OBJECTIVE
Give a verbatim quotation of every record.

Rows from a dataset
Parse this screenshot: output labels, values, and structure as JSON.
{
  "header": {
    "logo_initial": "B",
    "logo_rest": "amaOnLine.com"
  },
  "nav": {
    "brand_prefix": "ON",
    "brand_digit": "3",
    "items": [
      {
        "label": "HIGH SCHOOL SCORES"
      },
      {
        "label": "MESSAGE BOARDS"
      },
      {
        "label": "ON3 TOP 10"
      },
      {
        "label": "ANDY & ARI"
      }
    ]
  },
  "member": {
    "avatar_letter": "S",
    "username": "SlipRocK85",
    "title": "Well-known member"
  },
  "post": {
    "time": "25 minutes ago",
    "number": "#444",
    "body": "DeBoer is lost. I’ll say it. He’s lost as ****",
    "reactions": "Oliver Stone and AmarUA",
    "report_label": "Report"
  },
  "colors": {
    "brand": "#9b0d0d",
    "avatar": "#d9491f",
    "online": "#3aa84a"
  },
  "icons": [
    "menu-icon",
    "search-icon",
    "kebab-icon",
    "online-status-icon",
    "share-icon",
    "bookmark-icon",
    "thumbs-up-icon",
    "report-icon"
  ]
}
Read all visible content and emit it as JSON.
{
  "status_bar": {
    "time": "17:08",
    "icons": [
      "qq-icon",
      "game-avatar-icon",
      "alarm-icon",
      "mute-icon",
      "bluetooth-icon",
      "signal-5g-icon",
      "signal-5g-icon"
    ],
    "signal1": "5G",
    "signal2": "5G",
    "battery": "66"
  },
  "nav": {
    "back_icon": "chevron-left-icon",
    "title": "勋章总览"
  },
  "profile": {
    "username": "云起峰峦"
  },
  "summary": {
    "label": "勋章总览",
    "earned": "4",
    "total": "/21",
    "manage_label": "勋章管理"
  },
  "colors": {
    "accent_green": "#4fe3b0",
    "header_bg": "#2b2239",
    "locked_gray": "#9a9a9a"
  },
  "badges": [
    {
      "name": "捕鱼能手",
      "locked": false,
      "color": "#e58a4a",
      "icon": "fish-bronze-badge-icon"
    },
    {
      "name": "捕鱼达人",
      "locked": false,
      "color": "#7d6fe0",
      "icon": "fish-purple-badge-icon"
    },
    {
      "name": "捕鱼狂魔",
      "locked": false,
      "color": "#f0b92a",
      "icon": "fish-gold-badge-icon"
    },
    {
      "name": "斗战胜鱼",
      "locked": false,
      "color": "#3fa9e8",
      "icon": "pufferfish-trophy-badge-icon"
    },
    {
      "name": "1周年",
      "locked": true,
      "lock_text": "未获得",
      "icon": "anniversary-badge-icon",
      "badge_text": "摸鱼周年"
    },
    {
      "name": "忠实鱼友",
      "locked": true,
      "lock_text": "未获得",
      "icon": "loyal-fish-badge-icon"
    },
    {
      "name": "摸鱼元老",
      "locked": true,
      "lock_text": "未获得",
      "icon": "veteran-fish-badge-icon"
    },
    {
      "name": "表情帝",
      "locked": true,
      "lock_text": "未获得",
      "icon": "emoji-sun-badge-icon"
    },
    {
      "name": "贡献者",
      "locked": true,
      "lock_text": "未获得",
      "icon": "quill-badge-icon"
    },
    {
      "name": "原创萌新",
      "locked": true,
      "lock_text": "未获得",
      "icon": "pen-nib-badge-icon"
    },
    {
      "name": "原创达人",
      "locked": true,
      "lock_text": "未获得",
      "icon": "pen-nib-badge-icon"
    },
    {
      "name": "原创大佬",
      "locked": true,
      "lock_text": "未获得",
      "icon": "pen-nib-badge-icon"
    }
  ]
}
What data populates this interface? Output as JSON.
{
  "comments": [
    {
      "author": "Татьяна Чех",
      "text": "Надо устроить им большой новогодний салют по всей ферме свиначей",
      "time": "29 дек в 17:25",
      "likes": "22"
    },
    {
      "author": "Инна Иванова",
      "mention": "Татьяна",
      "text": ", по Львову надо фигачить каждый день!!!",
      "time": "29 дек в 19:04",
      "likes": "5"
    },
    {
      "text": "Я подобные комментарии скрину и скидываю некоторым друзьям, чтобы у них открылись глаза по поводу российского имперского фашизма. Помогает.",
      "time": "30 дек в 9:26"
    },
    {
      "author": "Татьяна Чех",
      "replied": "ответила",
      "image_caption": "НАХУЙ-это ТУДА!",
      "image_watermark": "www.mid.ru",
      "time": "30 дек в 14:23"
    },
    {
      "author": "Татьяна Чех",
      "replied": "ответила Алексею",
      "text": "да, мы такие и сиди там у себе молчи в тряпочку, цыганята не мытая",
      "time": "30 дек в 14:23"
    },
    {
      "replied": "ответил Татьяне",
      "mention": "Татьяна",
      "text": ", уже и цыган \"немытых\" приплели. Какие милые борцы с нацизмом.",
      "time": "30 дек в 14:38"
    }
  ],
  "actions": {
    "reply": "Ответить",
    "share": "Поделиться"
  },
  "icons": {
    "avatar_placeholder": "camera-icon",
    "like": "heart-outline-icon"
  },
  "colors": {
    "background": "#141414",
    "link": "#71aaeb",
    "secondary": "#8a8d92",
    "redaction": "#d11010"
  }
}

ANSWER TO THE PROBLEM
Parse this screenshot: output labels, values, and structure as JSON.
{
  "header": {
    "logo_initial": "B",
    "logo_rest": "amaOnLine.com"
  },
  "nav": {
    "brand_prefix": "ON",
    "brand_digit": "3",
    "items": [
      {
        "label": "HIGH SCHOOL SCORES"
      },
      {
        "label": "MESSAGE BOARDS"
      },
      {
        "label": "ON3 TOP 10"
      },
      {
        "label": "ANDY & ARI"
      }
    ]
  },
  "member": {
    "avatar_letter": "S",
    "username": "SlipRocK85",
    "title": "Well-known member"
  },
  "post": {
    "time": "25 minutes ago",
    "number": "#444",
    "body": "DeBoer is lost. I’ll say it. He’s lost as ****",
    "reactions": "Oliver Stone and AmarUA",
    "report_label": "Report"
  },
  "colors": {
    "brand": "#9b0d0d",
    "avatar": "#d9491f",
    "online": "#3aa84a"
  },
  "icons": [
    "menu-icon",
    "search-icon",
    "kebab-icon",
    "online-status-icon",
    "share-icon",
    "bookmark-icon",
    "thumbs-up-icon",
    "report-icon"
  ]
}
Read all visible content and emit it as JSON.
{
  "status_bar": {
    "time": "17:08",
    "icons": [
      "qq-icon",
      "game-avatar-icon",
      "alarm-icon",
      "mute-icon",
      "bluetooth-icon",
      "signal-5g-icon",
      "signal-5g-icon"
    ],
    "signal1": "5G",
    "signal2": "5G",
    "battery": "66"
  },
  "nav": {
    "back_icon": "chevron-left-icon",
    "title": "勋章总览"
  },
  "profile": {
    "username": "云起峰峦"
  },
  "summary": {
    "label": "勋章总览",
    "earned": "4",
    "total": "/21",
    "manage_label": "勋章管理"
  },
  "colors": {
    "accent_green": "#4fe3b0",
    "header_bg": "#2b2239",
    "locked_gray": "#9a9a9a"
  },
  "badges": [
    {
      "name": "捕鱼能手",
      "locked": false,
      "color": "#e58a4a",
      "icon": "fish-bronze-badge-icon"
    },
    {
      "name": "捕鱼达人",
      "locked": false,
      "color": "#7d6fe0",
      "icon": "fish-purple-badge-icon"
    },
    {
      "name": "捕鱼狂魔",
      "locked": false,
      "color": "#f0b92a",
      "icon": "fish-gold-badge-icon"
    },
    {
      "name": "斗战胜鱼",
      "locked": false,
      "color": "#3fa9e8",
      "icon": "pufferfish-trophy-badge-icon"
    },
    {
      "name": "1周年",
      "locked": true,
      "lock_text": "未获得",
      "icon": "anniversary-badge-icon",
      "badge_text": "摸鱼周年"
    },
    {
      "name": "忠实鱼友",
      "locked": true,
      "lock_text": "未获得",
      "icon": "loyal-fish-badge-icon"
    },
    {
      "name": "摸鱼元老",
      "locked": true,
      "lock_text": "未获得",
      "icon": "veteran-fish-badge-icon"
    },
    {
      "name": "表情帝",
      "locked": true,
      "lock_text": "未获得",
      "icon": "emoji-sun-badge-icon"
    },
    {
      "name": "贡献者",
      "locked": true,
      "lock_text": "未获得",
      "icon": "quill-badge-icon"
    },
    {
      "name": "原创萌新",
      "locked": true,
      "lock_text": "未获得",
      "icon": "pen-nib-badge-icon"
    },
    {
      "name": "原创达人",
      "locked": true,
      "lock_text": "未获得",
      "icon": "pen-nib-badge-icon"
    },
    {
      "name": "原创大佬",
      "locked": true,
      "lock_text": "未获得",
      "icon": "pen-nib-badge-icon"
    }
  ]
}
What data populates this interface? Output as JSON.
{
  "comments": [
    {
      "author": "Татьяна Чех",
      "text": "Надо устроить им большой новогодний салют по всей ферме свиначей",
      "time": "29 дек в 17:25",
      "likes": "22"
    },
    {
      "author": "Инна Иванова",
      "mention": "Татьяна",
      "text": ", по Львову надо фигачить каждый день!!!",
      "time": "29 дек в 19:04",
      "likes": "5"
    },
    {
      "text": "Я подобные комментарии скрину и скидываю некоторым друзьям, чтобы у них открылись глаза по поводу российского имперского фашизма. Помогает.",
      "time": "30 дек в 9:26"
    },
    {
      "author": "Татьяна Чех",
      "replied": "ответила",
      "image_caption": "НАХУЙ-это ТУДА!",
      "image_watermark": "www.mid.ru",
      "time": "30 дек в 14:23"
    },
    {
      "author": "Татьяна Чех",
      "replied": "ответила Алексею",
      "text": "да, мы такие и сиди там у себе молчи в тряпочку, цыганята не мытая",
      "time": "30 дек в 14:23"
    },
    {
      "replied": "ответил Татьяне",
      "mention": "Татьяна",
      "text": ", уже и цыган \"немытых\" приплели. Какие милые борцы с нацизмом.",
      "time": "30 дек в 14:38"
    }
  ],
  "actions": {
    "reply": "Ответить",
    "share": "Поделиться"
  },
  "icons": {
    "avatar_placeholder": "camera-icon",
    "like": "heart-outline-icon"
  },
  "colors": {
    "background": "#141414",
    "link": "#71aaeb",
    "secondary": "#8a8d92",
    "redaction": "#d11010"
  }
}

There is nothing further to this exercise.